The diagnostic I always run after fitting any conformal predictor is a coverage-by-bin plot, stratified by the variable I suspect drives heterogeneity (age, geography, model confidence). If conditional coverage collapses in a subgroup, the remedies are well known:
Mondrian conformal prediction: partition the calibration set by the protected variable and compute a separate quantile per bin. MAPIE exposes this via the groups argument to conformalize().
Locally adaptive scores: swap the absolute-residual score for one normalized by a learned variance estimate (the "residual_normalized" score in MAPIE).
CQR or APS: both give better conditional coverage than their non-adaptive predecessors essentially for free.
Other footguns. Never re-use training data as the calibration set (the guarantee dissolves silently). Never apply conformal scores computed before data preprocessing changes (e.g. a refit imputer). And never trust the guarantee under non-exchangeable data without explicit weighting. The next section covers that case.

☆ ☆ ☆

EXERCISE 1 - List the remedies that the conformal prediction passage gives for conditional coverage that collapses in a subgroup.
EXERCISE 2 - Extract the part of the conformal prediction passage starting at "The diagnostic I" and ending at "score in MAPIE).".

MATERIAL SUPPLIED -
☆ ☆ ☆

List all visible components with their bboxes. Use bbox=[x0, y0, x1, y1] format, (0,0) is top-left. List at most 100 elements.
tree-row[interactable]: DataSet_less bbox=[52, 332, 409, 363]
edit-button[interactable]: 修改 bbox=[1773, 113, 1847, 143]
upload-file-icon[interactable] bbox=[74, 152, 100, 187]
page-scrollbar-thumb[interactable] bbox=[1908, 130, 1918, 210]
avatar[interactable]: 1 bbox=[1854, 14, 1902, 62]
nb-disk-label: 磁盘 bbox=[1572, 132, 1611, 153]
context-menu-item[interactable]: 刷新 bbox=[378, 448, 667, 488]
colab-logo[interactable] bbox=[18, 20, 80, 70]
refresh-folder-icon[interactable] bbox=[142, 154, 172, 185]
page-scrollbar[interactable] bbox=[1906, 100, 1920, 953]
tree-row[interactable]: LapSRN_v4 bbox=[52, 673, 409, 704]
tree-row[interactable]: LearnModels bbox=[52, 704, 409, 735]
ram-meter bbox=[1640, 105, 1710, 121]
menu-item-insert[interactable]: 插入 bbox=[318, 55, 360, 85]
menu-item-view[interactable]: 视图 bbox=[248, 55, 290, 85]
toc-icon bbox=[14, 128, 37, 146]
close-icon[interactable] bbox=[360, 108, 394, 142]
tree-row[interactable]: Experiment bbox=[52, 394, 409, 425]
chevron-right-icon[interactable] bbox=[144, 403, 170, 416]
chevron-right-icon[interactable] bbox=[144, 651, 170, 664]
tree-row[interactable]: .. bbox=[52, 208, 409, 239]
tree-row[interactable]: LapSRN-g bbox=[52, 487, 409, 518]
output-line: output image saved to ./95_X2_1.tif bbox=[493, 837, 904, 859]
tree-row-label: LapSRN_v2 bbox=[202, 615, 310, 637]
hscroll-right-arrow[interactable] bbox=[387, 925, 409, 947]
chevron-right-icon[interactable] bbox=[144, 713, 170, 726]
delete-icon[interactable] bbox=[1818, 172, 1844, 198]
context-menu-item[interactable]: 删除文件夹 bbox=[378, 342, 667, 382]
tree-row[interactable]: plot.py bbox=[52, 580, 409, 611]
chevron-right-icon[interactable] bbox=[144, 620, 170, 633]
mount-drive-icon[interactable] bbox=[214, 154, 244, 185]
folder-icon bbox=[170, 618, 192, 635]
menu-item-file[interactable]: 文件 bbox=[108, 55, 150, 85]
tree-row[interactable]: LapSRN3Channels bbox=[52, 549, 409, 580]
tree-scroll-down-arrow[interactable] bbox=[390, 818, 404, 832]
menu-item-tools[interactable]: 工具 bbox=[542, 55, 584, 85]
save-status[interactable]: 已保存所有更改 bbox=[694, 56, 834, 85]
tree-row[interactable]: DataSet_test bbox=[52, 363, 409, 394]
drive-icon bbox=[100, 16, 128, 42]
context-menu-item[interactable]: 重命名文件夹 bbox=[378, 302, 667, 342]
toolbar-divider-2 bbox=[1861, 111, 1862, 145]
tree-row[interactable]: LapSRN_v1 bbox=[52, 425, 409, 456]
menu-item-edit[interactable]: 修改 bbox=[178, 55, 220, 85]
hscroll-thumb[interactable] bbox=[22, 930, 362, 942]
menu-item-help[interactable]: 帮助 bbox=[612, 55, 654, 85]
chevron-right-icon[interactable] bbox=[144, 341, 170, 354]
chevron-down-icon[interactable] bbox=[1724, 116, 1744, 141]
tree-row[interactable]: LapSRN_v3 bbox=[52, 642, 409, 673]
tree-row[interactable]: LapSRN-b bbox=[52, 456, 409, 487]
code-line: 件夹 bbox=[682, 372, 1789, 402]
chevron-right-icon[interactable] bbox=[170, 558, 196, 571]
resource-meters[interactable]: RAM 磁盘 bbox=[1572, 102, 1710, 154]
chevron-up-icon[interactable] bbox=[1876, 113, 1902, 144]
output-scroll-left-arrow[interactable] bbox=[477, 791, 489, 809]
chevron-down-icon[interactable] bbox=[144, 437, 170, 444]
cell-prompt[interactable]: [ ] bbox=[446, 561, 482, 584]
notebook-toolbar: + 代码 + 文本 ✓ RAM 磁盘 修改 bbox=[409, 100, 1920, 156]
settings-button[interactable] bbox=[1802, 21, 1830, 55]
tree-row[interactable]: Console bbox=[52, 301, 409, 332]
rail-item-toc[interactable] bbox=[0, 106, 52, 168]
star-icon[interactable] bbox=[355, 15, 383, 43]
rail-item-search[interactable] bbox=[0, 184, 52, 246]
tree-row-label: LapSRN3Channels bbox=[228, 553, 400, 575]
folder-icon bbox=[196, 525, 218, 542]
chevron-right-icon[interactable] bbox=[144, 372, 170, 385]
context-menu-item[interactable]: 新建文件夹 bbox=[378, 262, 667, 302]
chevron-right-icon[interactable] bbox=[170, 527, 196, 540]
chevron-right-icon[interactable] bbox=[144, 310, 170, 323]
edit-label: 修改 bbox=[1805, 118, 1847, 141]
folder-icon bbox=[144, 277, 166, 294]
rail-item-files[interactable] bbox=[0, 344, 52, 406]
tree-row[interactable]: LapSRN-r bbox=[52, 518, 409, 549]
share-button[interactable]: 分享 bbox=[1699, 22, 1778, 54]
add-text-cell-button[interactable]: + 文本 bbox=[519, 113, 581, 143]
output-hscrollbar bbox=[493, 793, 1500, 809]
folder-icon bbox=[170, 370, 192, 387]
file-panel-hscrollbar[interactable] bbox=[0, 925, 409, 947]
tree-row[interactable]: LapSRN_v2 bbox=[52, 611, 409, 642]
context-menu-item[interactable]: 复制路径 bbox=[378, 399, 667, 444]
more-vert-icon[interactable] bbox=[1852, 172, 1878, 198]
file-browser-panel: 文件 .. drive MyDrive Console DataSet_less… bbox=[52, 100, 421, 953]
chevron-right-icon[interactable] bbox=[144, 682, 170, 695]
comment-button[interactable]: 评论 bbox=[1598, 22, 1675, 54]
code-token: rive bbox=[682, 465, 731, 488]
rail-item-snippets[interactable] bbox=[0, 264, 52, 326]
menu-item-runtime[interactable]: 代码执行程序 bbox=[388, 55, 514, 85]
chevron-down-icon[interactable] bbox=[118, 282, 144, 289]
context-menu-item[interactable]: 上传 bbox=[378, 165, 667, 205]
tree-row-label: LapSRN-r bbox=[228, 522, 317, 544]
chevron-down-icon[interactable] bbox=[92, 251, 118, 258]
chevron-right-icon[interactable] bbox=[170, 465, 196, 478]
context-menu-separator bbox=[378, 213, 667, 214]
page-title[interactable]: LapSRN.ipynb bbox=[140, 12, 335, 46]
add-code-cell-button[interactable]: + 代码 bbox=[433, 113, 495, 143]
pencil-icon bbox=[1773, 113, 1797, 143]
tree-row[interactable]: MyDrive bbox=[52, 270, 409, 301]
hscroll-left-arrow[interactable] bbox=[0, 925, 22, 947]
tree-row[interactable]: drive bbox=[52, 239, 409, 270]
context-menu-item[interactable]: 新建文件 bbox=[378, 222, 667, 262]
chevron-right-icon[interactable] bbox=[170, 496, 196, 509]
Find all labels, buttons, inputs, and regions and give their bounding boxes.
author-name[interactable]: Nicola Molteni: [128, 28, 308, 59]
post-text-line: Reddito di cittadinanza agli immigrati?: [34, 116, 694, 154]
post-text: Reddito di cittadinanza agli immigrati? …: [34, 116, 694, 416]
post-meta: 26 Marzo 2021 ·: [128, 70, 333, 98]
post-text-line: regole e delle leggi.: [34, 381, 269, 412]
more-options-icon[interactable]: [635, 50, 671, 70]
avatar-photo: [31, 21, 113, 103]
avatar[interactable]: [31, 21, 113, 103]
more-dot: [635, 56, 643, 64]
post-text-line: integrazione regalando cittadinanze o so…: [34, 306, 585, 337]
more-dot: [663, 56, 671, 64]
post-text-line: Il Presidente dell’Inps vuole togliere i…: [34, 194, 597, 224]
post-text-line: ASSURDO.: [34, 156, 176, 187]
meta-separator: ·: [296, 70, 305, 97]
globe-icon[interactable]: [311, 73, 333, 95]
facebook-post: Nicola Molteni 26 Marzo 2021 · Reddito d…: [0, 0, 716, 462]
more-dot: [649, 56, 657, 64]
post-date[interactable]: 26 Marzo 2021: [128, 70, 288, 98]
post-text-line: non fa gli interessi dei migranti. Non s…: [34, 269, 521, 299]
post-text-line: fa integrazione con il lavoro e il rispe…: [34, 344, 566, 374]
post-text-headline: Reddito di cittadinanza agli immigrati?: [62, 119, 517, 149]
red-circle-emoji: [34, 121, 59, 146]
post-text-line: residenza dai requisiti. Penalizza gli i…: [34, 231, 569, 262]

☆ ☆ ☆

TASK OUTPUT 1 -
- Mondrian conformal prediction
- Locally adaptive scores
- CQR or APS

TASK OUTPUT 2 -
The diagnostic I always run after fitting any conformal predictor is a coverage-by-bin plot, stratified by the variable I suspect drives heterogeneity (age, geography, model confidence). If conditional coverage collapses in a subgroup, the remedies are well known:
Mondrian conformal prediction: partition the calibration set by the protected variable and compute a separate quantile per bin. MAPIE exposes this via the groups argument to conformalize().
Locally adaptive scores: swap the absolute-residual score for one normalized by a learned variance estimate (the "residual_normalized" score in MAPIE).